Gather all lines from the material that contain "this".
___ Source records
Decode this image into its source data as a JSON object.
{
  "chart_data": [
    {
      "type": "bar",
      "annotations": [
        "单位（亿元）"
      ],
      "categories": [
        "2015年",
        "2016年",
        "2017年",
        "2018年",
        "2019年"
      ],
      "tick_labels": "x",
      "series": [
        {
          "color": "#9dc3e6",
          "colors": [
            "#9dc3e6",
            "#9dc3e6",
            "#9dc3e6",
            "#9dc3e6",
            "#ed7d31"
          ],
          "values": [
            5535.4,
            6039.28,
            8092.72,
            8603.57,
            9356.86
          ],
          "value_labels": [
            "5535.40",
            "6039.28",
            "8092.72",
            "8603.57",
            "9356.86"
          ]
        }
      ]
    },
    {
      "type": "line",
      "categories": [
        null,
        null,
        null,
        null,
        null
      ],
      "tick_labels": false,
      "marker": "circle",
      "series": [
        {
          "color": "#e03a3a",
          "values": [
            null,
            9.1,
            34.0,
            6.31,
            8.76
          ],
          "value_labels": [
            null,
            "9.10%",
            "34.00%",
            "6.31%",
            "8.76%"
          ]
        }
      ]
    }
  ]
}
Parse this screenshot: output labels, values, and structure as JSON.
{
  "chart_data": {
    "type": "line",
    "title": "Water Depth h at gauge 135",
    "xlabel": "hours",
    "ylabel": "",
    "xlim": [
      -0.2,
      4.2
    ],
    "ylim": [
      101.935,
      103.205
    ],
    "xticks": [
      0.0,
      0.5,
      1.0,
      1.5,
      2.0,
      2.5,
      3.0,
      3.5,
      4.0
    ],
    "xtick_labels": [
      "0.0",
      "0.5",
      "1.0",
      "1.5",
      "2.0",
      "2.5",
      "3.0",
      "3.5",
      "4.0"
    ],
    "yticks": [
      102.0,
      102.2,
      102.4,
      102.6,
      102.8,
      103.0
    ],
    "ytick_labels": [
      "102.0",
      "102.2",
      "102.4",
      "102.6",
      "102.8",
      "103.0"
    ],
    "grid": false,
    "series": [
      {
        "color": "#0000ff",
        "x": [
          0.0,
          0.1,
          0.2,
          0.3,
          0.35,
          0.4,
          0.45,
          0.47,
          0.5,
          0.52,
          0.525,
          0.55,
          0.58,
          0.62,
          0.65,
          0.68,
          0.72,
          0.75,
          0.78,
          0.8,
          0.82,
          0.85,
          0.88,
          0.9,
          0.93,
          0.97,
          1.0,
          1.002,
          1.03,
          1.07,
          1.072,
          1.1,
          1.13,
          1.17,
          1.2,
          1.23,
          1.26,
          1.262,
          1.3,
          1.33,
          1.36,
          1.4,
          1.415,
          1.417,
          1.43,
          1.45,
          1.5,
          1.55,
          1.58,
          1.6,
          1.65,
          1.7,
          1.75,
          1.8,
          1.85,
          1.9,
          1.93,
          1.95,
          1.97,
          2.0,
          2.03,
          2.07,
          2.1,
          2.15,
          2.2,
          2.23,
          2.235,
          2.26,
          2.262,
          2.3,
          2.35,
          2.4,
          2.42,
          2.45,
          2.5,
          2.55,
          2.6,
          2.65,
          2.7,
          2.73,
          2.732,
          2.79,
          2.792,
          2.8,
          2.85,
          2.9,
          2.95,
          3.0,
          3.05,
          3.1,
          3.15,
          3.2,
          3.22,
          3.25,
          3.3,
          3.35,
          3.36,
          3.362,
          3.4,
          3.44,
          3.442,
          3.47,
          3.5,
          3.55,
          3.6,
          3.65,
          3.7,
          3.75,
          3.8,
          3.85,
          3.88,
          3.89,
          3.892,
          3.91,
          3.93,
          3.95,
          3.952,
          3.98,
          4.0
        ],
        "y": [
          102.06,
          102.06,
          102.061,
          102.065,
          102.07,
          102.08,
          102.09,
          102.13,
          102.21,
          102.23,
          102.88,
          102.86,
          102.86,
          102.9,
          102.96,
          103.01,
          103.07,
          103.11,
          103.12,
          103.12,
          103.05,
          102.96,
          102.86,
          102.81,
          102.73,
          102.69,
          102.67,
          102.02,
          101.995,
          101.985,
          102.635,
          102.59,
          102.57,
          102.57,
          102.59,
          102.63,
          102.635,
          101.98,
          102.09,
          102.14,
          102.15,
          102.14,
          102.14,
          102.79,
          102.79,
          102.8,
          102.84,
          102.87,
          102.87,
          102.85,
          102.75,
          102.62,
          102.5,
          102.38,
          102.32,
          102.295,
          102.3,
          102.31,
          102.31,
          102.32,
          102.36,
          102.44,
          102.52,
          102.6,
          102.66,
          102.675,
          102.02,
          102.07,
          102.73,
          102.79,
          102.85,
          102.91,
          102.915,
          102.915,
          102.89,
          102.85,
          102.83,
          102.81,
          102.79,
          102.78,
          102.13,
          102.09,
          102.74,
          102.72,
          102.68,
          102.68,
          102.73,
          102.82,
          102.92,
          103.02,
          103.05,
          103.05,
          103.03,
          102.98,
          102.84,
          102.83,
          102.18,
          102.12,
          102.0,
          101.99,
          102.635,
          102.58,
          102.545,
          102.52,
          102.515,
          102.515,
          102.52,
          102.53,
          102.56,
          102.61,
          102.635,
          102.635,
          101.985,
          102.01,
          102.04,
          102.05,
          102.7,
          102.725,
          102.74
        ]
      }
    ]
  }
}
______
Final result:
Decode this image into its source data as a JSON object.
Parse this screenshot: output labels, values, and structure as JSON.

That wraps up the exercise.